Reproduce each record exactly.

---------- Data rows ----------

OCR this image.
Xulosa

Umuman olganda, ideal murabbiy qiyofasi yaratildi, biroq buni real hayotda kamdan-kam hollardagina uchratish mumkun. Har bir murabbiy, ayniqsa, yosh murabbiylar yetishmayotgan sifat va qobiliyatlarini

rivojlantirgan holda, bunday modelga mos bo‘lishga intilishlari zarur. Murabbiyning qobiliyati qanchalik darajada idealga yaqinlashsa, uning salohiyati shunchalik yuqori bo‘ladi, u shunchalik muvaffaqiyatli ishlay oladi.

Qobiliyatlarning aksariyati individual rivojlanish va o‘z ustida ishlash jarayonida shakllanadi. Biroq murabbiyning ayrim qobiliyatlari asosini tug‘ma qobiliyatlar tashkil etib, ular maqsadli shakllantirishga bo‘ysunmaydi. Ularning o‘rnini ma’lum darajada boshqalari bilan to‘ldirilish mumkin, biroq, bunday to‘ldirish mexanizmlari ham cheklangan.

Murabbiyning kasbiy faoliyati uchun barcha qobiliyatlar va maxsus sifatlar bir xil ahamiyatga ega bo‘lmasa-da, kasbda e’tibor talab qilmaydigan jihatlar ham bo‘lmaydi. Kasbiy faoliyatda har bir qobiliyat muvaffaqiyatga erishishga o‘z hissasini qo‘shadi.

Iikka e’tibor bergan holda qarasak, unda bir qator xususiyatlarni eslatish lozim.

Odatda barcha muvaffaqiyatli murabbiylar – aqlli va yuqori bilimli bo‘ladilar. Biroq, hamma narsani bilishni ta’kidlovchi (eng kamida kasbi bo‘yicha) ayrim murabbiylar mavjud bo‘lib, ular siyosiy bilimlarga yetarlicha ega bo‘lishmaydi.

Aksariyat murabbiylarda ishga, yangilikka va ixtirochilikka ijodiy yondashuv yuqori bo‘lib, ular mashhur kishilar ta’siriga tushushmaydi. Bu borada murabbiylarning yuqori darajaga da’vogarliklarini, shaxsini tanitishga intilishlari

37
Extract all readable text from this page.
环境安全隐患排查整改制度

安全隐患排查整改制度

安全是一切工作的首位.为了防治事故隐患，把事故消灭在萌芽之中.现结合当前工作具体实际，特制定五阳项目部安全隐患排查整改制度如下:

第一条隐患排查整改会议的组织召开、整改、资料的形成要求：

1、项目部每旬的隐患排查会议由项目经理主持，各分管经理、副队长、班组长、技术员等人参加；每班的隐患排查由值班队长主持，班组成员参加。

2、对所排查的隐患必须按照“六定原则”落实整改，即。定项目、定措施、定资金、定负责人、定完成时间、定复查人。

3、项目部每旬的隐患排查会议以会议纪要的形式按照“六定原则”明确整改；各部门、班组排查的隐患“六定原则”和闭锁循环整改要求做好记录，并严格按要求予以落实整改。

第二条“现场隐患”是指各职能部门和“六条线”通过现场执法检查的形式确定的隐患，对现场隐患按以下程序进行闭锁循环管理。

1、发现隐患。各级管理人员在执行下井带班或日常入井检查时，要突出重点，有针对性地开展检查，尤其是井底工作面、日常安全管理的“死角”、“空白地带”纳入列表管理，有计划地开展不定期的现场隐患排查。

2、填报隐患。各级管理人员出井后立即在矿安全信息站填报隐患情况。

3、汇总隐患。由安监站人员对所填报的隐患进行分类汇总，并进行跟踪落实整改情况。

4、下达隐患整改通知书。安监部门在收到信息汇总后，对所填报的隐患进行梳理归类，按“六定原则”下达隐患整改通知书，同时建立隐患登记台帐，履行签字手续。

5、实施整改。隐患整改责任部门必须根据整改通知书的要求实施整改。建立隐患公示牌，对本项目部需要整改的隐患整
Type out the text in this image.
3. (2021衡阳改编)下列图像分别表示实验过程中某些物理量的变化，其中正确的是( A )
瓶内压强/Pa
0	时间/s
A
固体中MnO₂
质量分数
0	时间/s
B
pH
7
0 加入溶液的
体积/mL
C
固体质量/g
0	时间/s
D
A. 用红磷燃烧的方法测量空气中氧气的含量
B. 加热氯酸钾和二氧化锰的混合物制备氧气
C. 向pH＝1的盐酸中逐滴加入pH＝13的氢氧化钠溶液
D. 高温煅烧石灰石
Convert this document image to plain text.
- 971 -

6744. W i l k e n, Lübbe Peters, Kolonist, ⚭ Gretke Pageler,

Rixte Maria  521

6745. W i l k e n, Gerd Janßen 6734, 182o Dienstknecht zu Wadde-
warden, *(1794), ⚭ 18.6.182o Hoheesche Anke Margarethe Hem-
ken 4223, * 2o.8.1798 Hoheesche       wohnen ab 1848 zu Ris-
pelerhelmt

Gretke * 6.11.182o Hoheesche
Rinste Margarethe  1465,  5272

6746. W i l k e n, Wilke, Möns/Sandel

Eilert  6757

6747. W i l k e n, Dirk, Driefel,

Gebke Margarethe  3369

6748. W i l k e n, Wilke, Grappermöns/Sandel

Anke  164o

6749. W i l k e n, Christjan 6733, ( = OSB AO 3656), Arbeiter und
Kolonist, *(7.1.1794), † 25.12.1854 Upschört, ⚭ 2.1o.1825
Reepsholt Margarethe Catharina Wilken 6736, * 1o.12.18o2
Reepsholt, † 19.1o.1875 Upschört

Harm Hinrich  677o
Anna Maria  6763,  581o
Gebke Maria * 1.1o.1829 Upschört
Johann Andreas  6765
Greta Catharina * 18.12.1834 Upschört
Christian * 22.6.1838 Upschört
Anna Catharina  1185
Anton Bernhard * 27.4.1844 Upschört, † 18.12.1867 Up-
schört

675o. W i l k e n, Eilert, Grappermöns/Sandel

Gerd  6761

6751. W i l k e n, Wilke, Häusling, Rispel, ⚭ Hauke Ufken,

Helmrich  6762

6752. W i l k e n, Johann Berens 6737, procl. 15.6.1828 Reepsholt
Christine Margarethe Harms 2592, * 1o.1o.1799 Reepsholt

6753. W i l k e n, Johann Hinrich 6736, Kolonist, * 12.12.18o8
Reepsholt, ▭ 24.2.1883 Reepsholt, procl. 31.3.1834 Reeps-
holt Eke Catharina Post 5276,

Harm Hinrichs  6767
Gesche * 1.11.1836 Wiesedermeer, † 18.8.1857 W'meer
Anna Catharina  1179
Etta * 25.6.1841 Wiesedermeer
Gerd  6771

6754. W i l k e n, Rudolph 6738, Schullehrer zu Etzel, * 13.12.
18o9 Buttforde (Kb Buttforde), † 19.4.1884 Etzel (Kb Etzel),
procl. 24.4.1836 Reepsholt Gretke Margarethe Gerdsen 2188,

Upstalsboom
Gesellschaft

----------

● Solution to this problem
OCR this image.
Xulosa

Umuman olganda, ideal murabbiy qiyofasi yaratildi, biroq buni real hayotda kamdan-kam hollardagina uchratish mumkun. Har bir murabbiy, ayniqsa, yosh murabbiylar yetishmayotgan sifat va qobiliyatlarini

rivojlantirgan holda, bunday modelga mos bo‘lishga intilishlari zarur. Murabbiyning qobiliyati qanchalik darajada idealga yaqinlashsa, uning salohiyati shunchalik yuqori bo‘ladi, u shunchalik muvaffaqiyatli ishlay oladi.

Qobiliyatlarning aksariyati individual rivojlanish va o‘z ustida ishlash jarayonida shakllanadi. Biroq murabbiyning ayrim qobiliyatlari asosini tug‘ma qobiliyatlar tashkil etib, ular maqsadli shakllantirishga bo‘ysunmaydi. Ularning o‘rnini ma’lum darajada boshqalari bilan to‘ldirilish mumkin, biroq, bunday to‘ldirish mexanizmlari ham cheklangan.

Murabbiyning kasbiy faoliyati uchun barcha qobiliyatlar va maxsus sifatlar bir xil ahamiyatga ega bo‘lmasa-da, kasbda e’tibor talab qilmaydigan jihatlar ham bo‘lmaydi. Kasbiy faoliyatda har bir qobiliyat muvaffaqiyatga erishishga o‘z hissasini qo‘shadi.

Iikka e’tibor bergan holda qarasak, unda bir qator xususiyatlarni eslatish lozim.

Odatda barcha muvaffaqiyatli murabbiylar – aqlli va yuqori bilimli bo‘ladilar. Biroq, hamma narsani bilishni ta’kidlovchi (eng kamida kasbi bo‘yicha) ayrim murabbiylar mavjud bo‘lib, ular siyosiy bilimlarga yetarlicha ega bo‘lishmaydi.

Aksariyat murabbiylarda ishga, yangilikka va ixtirochilikka ijodiy yondashuv yuqori bo‘lib, ular mashhur kishilar ta’siriga tushushmaydi. Bu borada murabbiylarning yuqori darajaga da’vogarliklarini, shaxsini tanitishga intilishlari

37
Extract all readable text from this page.
环境安全隐患排查整改制度

安全隐患排查整改制度

安全是一切工作的首位.为了防治事故隐患，把事故消灭在萌芽之中.现结合当前工作具体实际，特制定五阳项目部安全隐患排查整改制度如下:

第一条隐患排查整改会议的组织召开、整改、资料的形成要求：

1、项目部每旬的隐患排查会议由项目经理主持，各分管经理、副队长、班组长、技术员等人参加；每班的隐患排查由值班队长主持，班组成员参加。

2、对所排查的隐患必须按照“六定原则”落实整改，即。定项目、定措施、定资金、定负责人、定完成时间、定复查人。

3、项目部每旬的隐患排查会议以会议纪要的形式按照“六定原则”明确整改；各部门、班组排查的隐患“六定原则”和闭锁循环整改要求做好记录，并严格按要求予以落实整改。

第二条“现场隐患”是指各职能部门和“六条线”通过现场执法检查的形式确定的隐患，对现场隐患按以下程序进行闭锁循环管理。

1、发现隐患。各级管理人员在执行下井带班或日常入井检查时，要突出重点，有针对性地开展检查，尤其是井底工作面、日常安全管理的“死角”、“空白地带”纳入列表管理，有计划地开展不定期的现场隐患排查。

2、填报隐患。各级管理人员出井后立即在矿安全信息站填报隐患情况。

3、汇总隐患。由安监站人员对所填报的隐患进行分类汇总，并进行跟踪落实整改情况。

4、下达隐患整改通知书。安监部门在收到信息汇总后，对所填报的隐患进行梳理归类，按“六定原则”下达隐患整改通知书，同时建立隐患登记台帐，履行签字手续。

5、实施整改。隐患整改责任部门必须根据整改通知书的要求实施整改。建立隐患公示牌，对本项目部需要整改的隐患整
Type out the text in this image.
3. (2021衡阳改编)下列图像分别表示实验过程中某些物理量的变化，其中正确的是( A )
瓶内压强/Pa
0	时间/s
A
固体中MnO₂
质量分数
0	时间/s
B
pH
7
0 加入溶液的
体积/mL
C
固体质量/g
0	时间/s
D
A. 用红磷燃烧的方法测量空气中氧气的含量
B. 加热氯酸钾和二氧化锰的混合物制备氧气
C. 向pH＝1的盐酸中逐滴加入pH＝13的氢氧化钠溶液
D. 高温煅烧石灰石
Convert this document image to plain text.
- 971 -

6744. W i l k e n, Lübbe Peters, Kolonist, ⚭ Gretke Pageler,

Rixte Maria  521

6745. W i l k e n, Gerd Janßen 6734, 182o Dienstknecht zu Wadde-
warden, *(1794), ⚭ 18.6.182o Hoheesche Anke Margarethe Hem-
ken 4223, * 2o.8.1798 Hoheesche       wohnen ab 1848 zu Ris-
pelerhelmt

Gretke * 6.11.182o Hoheesche
Rinste Margarethe  1465,  5272

6746. W i l k e n, Wilke, Möns/Sandel

Eilert  6757

6747. W i l k e n, Dirk, Driefel,

Gebke Margarethe  3369

6748. W i l k e n, Wilke, Grappermöns/Sandel

Anke  164o

6749. W i l k e n, Christjan 6733, ( = OSB AO 3656), Arbeiter und
Kolonist, *(7.1.1794), † 25.12.1854 Upschört, ⚭ 2.1o.1825
Reepsholt Margarethe Catharina Wilken 6736, * 1o.12.18o2
Reepsholt, † 19.1o.1875 Upschört

Harm Hinrich  677o
Anna Maria  6763,  581o
Gebke Maria * 1.1o.1829 Upschört
Johann Andreas  6765
Greta Catharina * 18.12.1834 Upschört
Christian * 22.6.1838 Upschört
Anna Catharina  1185
Anton Bernhard * 27.4.1844 Upschört, † 18.12.1867 Up-
schört

675o. W i l k e n, Eilert, Grappermöns/Sandel

Gerd  6761

6751. W i l k e n, Wilke, Häusling, Rispel, ⚭ Hauke Ufken,

Helmrich  6762

6752. W i l k e n, Johann Berens 6737, procl. 15.6.1828 Reepsholt
Christine Margarethe Harms 2592, * 1o.1o.1799 Reepsholt

6753. W i l k e n, Johann Hinrich 6736, Kolonist, * 12.12.18o8
Reepsholt, ▭ 24.2.1883 Reepsholt, procl. 31.3.1834 Reeps-
holt Eke Catharina Post 5276,

Harm Hinrichs  6767
Gesche * 1.11.1836 Wiesedermeer, † 18.8.1857 W'meer
Anna Catharina  1179
Etta * 25.6.1841 Wiesedermeer
Gerd  6771

6754. W i l k e n, Rudolph 6738, Schullehrer zu Etzel, * 13.12.
18o9 Buttforde (Kb Buttforde), † 19.4.1884 Etzel (Kb Etzel),
procl. 24.4.1836 Reepsholt Gretke Margarethe Gerdsen 2188,

Upstalsboom
Gesellschaft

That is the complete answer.